■ SOURCE RECORDS
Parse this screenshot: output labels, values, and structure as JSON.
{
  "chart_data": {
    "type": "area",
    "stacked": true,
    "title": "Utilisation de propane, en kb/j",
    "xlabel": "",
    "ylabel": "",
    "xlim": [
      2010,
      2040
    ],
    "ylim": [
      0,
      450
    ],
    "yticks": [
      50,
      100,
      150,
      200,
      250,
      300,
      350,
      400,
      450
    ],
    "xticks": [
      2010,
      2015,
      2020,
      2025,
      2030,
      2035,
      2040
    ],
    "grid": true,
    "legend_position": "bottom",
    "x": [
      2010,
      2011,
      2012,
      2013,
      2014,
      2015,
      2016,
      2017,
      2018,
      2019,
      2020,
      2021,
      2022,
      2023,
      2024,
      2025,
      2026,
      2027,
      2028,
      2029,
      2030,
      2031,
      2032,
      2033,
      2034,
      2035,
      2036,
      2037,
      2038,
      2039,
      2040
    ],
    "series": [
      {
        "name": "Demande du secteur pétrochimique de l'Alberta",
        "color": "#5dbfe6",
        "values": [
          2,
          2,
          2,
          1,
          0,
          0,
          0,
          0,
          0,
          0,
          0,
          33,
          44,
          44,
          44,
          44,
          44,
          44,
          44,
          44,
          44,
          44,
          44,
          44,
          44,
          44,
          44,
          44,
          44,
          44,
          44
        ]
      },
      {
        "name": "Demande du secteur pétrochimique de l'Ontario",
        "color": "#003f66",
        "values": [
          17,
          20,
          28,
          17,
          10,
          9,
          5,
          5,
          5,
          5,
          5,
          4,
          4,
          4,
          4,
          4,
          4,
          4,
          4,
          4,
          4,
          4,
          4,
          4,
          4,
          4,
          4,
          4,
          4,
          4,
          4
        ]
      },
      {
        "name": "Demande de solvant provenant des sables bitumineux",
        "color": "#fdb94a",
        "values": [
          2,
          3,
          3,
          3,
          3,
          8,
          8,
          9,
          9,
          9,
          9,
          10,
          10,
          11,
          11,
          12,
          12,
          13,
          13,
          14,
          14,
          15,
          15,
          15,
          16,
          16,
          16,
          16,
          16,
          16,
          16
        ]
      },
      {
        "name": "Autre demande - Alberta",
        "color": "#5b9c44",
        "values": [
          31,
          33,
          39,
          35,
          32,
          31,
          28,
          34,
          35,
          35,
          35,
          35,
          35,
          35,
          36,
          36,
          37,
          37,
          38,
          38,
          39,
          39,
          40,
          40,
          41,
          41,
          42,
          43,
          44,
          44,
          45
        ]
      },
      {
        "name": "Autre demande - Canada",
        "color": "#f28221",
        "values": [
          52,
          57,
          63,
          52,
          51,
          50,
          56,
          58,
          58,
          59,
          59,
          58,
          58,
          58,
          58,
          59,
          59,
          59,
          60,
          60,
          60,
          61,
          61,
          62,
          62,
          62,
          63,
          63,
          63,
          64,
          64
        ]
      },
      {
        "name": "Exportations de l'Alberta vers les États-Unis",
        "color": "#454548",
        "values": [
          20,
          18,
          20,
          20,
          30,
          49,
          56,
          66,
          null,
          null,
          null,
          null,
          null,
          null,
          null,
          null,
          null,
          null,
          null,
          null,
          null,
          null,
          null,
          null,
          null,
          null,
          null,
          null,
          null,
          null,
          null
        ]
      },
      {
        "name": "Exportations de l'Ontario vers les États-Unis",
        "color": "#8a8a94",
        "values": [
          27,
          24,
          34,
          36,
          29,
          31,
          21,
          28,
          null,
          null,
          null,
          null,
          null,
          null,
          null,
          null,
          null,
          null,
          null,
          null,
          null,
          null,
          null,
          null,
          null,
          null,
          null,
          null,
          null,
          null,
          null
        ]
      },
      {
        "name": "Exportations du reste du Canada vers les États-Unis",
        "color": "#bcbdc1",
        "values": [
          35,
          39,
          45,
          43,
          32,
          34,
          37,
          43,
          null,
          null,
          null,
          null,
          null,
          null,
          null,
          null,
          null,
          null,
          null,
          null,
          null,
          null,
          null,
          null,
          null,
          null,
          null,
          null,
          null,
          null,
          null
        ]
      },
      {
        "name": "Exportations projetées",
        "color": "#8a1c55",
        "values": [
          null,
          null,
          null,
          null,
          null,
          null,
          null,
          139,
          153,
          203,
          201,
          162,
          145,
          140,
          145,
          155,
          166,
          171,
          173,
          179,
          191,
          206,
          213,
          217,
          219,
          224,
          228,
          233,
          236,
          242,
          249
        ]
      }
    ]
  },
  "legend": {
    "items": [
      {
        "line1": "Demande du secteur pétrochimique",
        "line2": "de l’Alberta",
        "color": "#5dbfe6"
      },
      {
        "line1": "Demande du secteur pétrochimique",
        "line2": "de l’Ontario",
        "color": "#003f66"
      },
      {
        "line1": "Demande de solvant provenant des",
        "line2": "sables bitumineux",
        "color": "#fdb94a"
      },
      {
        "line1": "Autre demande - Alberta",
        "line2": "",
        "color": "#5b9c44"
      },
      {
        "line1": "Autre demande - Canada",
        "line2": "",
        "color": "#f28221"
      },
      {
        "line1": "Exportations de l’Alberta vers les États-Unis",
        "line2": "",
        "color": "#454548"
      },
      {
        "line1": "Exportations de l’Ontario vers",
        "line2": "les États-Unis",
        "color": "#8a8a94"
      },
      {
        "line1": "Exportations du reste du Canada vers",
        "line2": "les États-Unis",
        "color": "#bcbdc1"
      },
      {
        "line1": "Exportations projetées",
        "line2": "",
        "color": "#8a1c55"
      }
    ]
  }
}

■ INSTRUCTION
Output every record above exactly as it appears.

■ RESPONSE BELOW
Parse this screenshot: output labels, values, and structure as JSON.
{
  "chart_data": {
    "type": "area",
    "stacked": true,
    "title": "Utilisation de propane, en kb/j",
    "xlabel": "",
    "ylabel": "",
    "xlim": [
      2010,
      2040
    ],
    "ylim": [
      0,
      450
    ],
    "yticks": [
      50,
      100,
      150,
      200,
      250,
      300,
      350,
      400,
      450
    ],
    "xticks": [
      2010,
      2015,
      2020,
      2025,
      2030,
      2035,
      2040
    ],
    "grid": true,
    "legend_position": "bottom",
    "x": [
      2010,
      2011,
      2012,
      2013,
      2014,
      2015,
      2016,
      2017,
      2018,
      2019,
      2020,
      2021,
      2022,
      2023,
      2024,
      2025,
      2026,
      2027,
      2028,
      2029,
      2030,
      2031,
      2032,
      2033,
      2034,
      2035,
      2036,
      2037,
      2038,
      2039,
      2040
    ],
    "series": [
      {
        "name": "Demande du secteur pétrochimique de l'Alberta",
        "color": "#5dbfe6",
        "values": [
          2,
          2,
          2,
          1,
          0,
          0,
          0,
          0,
          0,
          0,
          0,
          33,
          44,
          44,
          44,
          44,
          44,
          44,
          44,
          44,
          44,
          44,
          44,
          44,
          44,
          44,
          44,
          44,
          44,
          44,
          44
        ]
      },
      {
        "name": "Demande du secteur pétrochimique de l'Ontario",
        "color": "#003f66",
        "values": [
          17,
          20,
          28,
          17,
          10,
          9,
          5,
          5,
          5,
          5,
          5,
          4,
          4,
          4,
          4,
          4,
          4,
          4,
          4,
          4,
          4,
          4,
          4,
          4,
          4,
          4,
          4,
          4,
          4,
          4,
          4
        ]
      },
      {
        "name": "Demande de solvant provenant des sables bitumineux",
        "color": "#fdb94a",
        "values": [
          2,
          3,
          3,
          3,
          3,
          8,
          8,
          9,
          9,
          9,
          9,
          10,
          10,
          11,
          11,
          12,
          12,
          13,
          13,
          14,
          14,
          15,
          15,
          15,
          16,
          16,
          16,
          16,
          16,
          16,
          16
        ]
      },
      {
        "name": "Autre demande - Alberta",
        "color": "#5b9c44",
        "values": [
          31,
          33,
          39,
          35,
          32,
          31,
          28,
          34,
          35,
          35,
          35,
          35,
          35,
          35,
          36,
          36,
          37,
          37,
          38,
          38,
          39,
          39,
          40,
          40,
          41,
          41,
          42,
          43,
          44,
          44,
          45
        ]
      },
      {
        "name": "Autre demande - Canada",
        "color": "#f28221",
        "values": [
          52,
          57,
          63,
          52,
          51,
          50,
          56,
          58,
          58,
          59,
          59,
          58,
          58,
          58,
          58,
          59,
          59,
          59,
          60,
          60,
          60,
          61,
          61,
          62,
          62,
          62,
          63,
          63,
          63,
          64,
          64
        ]
      },
      {
        "name": "Exportations de l'Alberta vers les États-Unis",
        "color": "#454548",
        "values": [
          20,
          18,
          20,
          20,
          30,
          49,
          56,
          66,
          null,
          null,
          null,
          null,
          null,
          null,
          null,
          null,
          null,
          null,
          null,
          null,
          null,
          null,
          null,
          null,
          null,
          null,
          null,
          null,
          null,
          null,
          null
        ]
      },
      {
        "name": "Exportations de l'Ontario vers les États-Unis",
        "color": "#8a8a94",
        "values": [
          27,
          24,
          34,
          36,
          29,
          31,
          21,
          28,
          null,
          null,
          null,
          null,
          null,
          null,
          null,
          null,
          null,
          null,
          null,
          null,
          null,
          null,
          null,
          null,
          null,
          null,
          null,
          null,
          null,
          null,
          null
        ]
      },
      {
        "name": "Exportations du reste du Canada vers les États-Unis",
        "color": "#bcbdc1",
        "values": [
          35,
          39,
          45,
          43,
          32,
          34,
          37,
          43,
          null,
          null,
          null,
          null,
          null,
          null,
          null,
          null,
          null,
          null,
          null,
          null,
          null,
          null,
          null,
          null,
          null,
          null,
          null,
          null,
          null,
          null,
          null
        ]
      },
      {
        "name": "Exportations projetées",
        "color": "#8a1c55",
        "values": [
          null,
          null,
          null,
          null,
          null,
          null,
          null,
          139,
          153,
          203,
          201,
          162,
          145,
          140,
          145,
          155,
          166,
          171,
          173,
          179,
          191,
          206,
          213,
          217,
          219,
          224,
          228,
          233,
          236,
          242,
          249
        ]
      }
    ]
  },
  "legend": {
    "items": [
      {
        "line1": "Demande du secteur pétrochimique",
        "line2": "de l’Alberta",
        "color": "#5dbfe6"
      },
      {
        "line1": "Demande du secteur pétrochimique",
        "line2": "de l’Ontario",
        "color": "#003f66"
      },
      {
        "line1": "Demande de solvant provenant des",
        "line2": "sables bitumineux",
        "color": "#fdb94a"
      },
      {
        "line1": "Autre demande - Alberta",
        "line2": "",
        "color": "#5b9c44"
      },
      {
        "line1": "Autre demande - Canada",
        "line2": "",
        "color": "#f28221"
      },
      {
        "line1": "Exportations de l’Alberta vers les États-Unis",
        "line2": "",
        "color": "#454548"
      },
      {
        "line1": "Exportations de l’Ontario vers",
        "line2": "les États-Unis",
        "color": "#8a8a94"
      },
      {
        "line1": "Exportations du reste du Canada vers",
        "line2": "les États-Unis",
        "color": "#bcbdc1"
      },
      {
        "line1": "Exportations projetées",
        "line2": "",
        "color": "#8a1c55"
      }
    ]
  }
}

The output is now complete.